◆ **The task**: Tell how many lines in the data below include the word "name". The answer is the number only.
-- START Entries --
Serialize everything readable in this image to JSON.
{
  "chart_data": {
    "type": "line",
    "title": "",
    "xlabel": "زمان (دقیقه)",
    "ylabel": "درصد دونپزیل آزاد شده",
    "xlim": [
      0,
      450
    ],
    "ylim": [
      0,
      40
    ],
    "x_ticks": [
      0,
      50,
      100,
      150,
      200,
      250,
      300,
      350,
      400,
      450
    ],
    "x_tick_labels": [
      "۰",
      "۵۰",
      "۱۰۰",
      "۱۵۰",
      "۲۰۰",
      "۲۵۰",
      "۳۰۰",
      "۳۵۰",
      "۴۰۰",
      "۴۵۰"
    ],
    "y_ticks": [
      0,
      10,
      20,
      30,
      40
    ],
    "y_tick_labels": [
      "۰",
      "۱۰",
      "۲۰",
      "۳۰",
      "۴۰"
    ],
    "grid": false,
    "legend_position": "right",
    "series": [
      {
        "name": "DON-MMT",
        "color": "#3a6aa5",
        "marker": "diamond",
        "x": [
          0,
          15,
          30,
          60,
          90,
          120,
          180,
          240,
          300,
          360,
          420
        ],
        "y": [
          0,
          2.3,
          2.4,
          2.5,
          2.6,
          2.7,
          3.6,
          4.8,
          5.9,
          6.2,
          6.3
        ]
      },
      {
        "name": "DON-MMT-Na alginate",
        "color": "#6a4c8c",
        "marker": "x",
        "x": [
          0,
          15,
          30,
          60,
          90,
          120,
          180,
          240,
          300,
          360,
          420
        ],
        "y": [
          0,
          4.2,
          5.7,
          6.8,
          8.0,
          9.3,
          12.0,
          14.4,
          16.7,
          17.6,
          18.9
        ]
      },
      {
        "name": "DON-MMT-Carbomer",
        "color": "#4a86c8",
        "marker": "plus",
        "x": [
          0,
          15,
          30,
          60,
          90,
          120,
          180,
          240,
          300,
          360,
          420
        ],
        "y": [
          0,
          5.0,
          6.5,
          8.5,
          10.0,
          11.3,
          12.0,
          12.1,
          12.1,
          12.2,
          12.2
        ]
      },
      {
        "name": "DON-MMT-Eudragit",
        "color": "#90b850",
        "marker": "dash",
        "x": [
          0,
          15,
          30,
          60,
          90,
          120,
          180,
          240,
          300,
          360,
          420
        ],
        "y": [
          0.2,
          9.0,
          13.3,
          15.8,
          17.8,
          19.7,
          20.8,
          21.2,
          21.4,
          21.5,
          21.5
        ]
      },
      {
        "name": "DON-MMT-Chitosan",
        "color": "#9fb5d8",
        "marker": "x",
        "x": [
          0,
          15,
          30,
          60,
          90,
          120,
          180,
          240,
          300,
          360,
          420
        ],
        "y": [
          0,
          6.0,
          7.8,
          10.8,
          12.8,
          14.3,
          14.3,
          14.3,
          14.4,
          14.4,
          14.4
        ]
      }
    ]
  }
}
-- END Entries --
◆ **Solved exercise**: 5